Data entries
########

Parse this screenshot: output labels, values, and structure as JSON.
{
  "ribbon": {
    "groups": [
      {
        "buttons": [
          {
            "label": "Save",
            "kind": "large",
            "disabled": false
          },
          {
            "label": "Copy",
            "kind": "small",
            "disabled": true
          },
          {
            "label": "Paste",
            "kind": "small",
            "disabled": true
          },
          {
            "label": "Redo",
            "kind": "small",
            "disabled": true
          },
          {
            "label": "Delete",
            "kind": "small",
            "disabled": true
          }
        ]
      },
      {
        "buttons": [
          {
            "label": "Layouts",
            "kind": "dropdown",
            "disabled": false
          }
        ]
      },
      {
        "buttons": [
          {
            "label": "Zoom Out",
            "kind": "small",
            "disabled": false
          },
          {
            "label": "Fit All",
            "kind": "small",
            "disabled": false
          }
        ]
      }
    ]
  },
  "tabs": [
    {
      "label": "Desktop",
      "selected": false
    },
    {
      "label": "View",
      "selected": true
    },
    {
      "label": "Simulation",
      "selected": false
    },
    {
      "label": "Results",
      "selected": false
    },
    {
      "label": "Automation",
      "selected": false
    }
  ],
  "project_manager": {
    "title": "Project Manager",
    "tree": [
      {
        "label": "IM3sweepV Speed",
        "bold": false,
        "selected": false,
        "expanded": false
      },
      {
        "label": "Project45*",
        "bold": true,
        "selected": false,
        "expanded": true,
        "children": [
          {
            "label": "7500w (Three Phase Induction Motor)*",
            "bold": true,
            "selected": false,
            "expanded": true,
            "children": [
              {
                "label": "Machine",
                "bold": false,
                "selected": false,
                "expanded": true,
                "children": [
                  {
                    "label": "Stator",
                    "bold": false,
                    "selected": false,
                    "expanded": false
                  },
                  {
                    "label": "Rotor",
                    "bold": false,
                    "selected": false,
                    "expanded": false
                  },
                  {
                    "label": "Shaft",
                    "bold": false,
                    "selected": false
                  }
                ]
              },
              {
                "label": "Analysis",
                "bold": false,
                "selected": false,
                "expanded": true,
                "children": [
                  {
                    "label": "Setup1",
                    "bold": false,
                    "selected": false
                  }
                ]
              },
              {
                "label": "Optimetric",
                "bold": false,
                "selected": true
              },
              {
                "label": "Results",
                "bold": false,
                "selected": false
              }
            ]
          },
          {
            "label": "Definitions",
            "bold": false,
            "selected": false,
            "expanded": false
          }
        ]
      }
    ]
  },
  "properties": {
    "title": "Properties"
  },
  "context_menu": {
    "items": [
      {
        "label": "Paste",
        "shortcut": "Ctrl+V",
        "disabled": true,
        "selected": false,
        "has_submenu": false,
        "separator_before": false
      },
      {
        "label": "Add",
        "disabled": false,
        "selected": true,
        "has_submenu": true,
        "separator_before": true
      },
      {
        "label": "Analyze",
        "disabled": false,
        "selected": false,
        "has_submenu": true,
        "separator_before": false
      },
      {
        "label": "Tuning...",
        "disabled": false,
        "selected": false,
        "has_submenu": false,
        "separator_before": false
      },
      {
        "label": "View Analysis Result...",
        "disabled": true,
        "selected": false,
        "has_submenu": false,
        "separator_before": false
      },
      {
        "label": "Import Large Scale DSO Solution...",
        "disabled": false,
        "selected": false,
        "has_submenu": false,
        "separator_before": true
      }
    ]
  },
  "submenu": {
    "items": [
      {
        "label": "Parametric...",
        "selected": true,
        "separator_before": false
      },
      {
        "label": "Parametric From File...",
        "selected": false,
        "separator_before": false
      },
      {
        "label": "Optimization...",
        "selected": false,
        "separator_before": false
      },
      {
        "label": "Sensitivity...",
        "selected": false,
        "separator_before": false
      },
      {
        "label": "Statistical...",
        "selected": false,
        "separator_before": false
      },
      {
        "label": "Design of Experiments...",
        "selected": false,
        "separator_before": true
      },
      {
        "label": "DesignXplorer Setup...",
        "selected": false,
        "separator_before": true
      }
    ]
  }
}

########

» **Exercise aim**
Say how many lines above hold the word "View", giving only the count.

» **Output for this task**
2